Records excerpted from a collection

□ □ □ □ □

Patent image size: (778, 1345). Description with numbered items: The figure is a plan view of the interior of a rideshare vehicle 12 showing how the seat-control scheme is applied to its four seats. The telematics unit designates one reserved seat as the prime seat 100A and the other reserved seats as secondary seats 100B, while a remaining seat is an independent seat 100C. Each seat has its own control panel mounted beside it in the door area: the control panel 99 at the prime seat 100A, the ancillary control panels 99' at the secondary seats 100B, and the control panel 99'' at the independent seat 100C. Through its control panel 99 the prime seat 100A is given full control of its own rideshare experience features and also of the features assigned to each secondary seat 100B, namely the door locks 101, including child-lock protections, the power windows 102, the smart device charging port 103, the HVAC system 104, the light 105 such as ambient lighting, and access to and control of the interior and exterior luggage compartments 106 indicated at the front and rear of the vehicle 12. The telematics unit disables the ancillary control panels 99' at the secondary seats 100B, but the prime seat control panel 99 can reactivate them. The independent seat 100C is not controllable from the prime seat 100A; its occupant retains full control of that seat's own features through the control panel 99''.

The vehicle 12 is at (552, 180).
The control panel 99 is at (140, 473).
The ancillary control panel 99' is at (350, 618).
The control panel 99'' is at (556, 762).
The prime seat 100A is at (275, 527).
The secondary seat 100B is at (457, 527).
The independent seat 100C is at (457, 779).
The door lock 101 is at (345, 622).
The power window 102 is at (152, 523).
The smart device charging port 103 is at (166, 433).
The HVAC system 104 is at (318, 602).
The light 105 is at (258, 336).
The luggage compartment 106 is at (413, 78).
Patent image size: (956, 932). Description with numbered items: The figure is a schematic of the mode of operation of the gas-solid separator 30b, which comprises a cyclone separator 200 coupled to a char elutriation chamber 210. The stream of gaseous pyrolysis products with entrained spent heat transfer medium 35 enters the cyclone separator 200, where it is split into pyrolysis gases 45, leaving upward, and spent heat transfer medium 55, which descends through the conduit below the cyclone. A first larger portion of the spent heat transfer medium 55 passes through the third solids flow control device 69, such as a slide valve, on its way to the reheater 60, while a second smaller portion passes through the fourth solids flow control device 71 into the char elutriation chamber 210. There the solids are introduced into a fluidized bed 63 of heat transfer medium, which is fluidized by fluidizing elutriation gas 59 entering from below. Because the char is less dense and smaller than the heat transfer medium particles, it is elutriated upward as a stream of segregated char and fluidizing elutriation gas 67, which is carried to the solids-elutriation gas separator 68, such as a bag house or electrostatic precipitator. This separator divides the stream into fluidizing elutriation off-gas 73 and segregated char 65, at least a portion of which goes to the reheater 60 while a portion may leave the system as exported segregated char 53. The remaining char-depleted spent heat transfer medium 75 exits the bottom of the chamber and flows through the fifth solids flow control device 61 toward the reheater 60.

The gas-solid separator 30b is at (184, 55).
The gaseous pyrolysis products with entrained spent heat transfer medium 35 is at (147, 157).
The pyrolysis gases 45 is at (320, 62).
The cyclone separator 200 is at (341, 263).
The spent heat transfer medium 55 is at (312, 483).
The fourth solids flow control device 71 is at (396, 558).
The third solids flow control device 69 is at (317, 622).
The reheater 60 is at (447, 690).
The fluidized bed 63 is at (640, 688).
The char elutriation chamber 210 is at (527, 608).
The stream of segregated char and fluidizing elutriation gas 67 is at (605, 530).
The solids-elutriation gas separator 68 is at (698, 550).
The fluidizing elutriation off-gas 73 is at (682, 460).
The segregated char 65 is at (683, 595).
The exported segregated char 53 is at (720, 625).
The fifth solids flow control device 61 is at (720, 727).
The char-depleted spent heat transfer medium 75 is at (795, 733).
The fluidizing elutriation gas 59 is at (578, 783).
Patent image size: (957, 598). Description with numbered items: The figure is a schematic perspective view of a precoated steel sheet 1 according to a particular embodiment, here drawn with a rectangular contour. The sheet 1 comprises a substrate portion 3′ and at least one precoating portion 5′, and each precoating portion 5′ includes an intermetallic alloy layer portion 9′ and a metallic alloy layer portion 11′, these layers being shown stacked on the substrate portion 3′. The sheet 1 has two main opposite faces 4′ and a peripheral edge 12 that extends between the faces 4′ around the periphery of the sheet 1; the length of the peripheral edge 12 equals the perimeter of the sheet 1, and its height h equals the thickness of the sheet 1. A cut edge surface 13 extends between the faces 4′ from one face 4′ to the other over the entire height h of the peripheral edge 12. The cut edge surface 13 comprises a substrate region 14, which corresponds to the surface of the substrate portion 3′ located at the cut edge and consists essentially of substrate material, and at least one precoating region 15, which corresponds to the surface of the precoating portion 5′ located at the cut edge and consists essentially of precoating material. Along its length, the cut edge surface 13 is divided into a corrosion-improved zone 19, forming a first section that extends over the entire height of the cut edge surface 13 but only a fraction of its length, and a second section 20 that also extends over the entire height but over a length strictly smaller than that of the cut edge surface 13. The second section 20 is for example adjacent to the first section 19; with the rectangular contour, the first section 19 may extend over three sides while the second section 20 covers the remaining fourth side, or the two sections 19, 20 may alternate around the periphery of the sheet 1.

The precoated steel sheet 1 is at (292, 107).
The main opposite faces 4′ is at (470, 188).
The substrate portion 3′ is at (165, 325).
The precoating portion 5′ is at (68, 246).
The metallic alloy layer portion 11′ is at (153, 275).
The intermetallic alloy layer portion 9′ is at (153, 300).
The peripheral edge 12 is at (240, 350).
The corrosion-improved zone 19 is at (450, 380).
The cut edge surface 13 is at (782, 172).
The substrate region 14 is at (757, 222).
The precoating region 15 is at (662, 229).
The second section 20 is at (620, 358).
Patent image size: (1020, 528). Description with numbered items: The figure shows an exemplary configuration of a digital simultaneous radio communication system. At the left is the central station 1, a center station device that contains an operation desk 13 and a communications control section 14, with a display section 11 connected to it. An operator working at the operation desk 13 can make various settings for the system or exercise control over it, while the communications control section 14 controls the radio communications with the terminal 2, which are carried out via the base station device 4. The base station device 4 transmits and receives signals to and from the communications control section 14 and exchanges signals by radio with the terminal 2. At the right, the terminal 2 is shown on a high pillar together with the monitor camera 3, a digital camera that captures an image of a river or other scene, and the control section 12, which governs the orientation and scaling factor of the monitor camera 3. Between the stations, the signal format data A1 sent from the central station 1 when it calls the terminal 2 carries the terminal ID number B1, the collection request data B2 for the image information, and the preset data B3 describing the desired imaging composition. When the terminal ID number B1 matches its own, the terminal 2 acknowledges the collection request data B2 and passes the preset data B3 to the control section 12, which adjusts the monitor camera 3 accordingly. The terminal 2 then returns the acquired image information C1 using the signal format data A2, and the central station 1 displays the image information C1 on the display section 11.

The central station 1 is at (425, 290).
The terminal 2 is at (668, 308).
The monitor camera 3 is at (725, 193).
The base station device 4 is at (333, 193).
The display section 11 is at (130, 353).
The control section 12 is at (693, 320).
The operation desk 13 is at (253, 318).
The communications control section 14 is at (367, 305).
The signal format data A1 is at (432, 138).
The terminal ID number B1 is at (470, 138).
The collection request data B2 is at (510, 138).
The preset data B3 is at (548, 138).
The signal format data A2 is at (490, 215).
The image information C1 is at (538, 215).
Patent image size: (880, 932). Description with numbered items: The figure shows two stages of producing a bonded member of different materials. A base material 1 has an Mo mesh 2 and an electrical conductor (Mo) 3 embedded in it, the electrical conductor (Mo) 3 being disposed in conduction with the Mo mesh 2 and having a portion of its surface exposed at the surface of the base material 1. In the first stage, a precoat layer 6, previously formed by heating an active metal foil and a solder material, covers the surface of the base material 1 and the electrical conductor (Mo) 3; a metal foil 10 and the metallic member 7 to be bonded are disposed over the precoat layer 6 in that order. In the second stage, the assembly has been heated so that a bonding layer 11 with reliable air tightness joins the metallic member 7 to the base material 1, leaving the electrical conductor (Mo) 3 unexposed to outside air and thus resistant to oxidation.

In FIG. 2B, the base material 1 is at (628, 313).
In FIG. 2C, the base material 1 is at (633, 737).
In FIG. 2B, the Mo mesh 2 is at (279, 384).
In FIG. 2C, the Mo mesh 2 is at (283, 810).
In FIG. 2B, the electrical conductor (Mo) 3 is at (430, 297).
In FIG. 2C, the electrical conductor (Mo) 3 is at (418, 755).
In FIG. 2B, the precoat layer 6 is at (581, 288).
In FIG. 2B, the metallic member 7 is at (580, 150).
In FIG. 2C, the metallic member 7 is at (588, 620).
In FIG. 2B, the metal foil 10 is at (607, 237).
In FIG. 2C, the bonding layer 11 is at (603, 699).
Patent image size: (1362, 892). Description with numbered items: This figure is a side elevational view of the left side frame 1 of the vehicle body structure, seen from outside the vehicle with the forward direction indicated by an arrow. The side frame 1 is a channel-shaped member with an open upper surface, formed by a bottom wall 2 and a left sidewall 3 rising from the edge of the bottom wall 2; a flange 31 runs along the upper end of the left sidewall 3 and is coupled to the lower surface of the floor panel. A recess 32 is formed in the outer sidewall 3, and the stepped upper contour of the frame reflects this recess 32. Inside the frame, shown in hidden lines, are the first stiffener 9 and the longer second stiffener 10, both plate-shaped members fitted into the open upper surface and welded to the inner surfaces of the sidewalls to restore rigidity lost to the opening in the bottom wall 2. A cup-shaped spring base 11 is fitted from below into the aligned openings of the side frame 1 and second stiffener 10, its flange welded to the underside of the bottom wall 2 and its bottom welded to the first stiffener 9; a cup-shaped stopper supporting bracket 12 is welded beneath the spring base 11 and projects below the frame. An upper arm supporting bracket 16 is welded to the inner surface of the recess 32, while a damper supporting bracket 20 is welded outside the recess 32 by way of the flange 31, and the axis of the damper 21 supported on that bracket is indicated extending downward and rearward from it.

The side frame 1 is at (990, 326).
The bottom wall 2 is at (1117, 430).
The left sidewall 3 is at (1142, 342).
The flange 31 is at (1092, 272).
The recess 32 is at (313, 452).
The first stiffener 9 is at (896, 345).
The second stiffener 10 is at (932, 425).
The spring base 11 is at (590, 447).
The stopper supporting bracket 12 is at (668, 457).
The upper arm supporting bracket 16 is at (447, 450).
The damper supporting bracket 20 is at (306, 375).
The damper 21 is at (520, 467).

□ □ □ □ □

### What is needed
Put the lines from the start of the records through the line containing "The HVAC system 104 is at (318, 602).", both included, into a Markdown table with the columns Row and Record line, leaving out blank lines.

### Written answer
| Row | Record line |
|---|---|
| 1 | Patent image size: (778, 1345). Description with numbered items: The figure is a plan view of the interior of a rideshare vehicle 12 showing how the seat-control scheme is applied to its four seats. The telematics unit designates one reserved seat as the prime seat 100A and the other reserved seats as secondary seats 100B, while a remaining seat is an independent seat 100C. Each seat has its own control panel mounted beside it in the door area: the control panel 99 at the prime seat 100A, the ancillary control panels 99' at the secondary seats 100B, and the control panel 99'' at the independent seat 100C. Through its control panel 99 the prime seat 100A is given full control of its own rideshare experience features and also of the features assigned to each secondary seat 100B, namely the door locks 101, including child-lock protections, the power windows 102, the smart device charging port 103, the HVAC system 104, the light 105 such as ambient lighting, and access to and control of the interior and exterior luggage compartments 106 indicated at the front and rear of the vehicle 12. The telematics unit disables the ancillary control panels 99' at the secondary seats 100B, but the prime seat control panel 99 can reactivate them. The independent seat 100C is not controllable from the prime seat 100A; its occupant retains full control of that seat's own features through the control panel 99''. |
| 2 | The vehicle 12 is at (552, 180). |
| 3 | The control panel 99 is at (140, 473). |
| 4 | The ancillary control panel 99' is at (350, 618). |
| 5 | The control panel 99'' is at (556, 762). |
| 6 | The prime seat 100A is at (275, 527). |
| 7 | The secondary seat 100B is at (457, 527). |
| 8 | The independent seat 100C is at (457, 779). |
| 9 | The door lock 101 is at (345, 622). |
| 10 | The power window 102 is at (152, 523). |
| 11 | The smart device charging port 103 is at (166, 433). |
| 12 | The HVAC system 104 is at (318, 602). |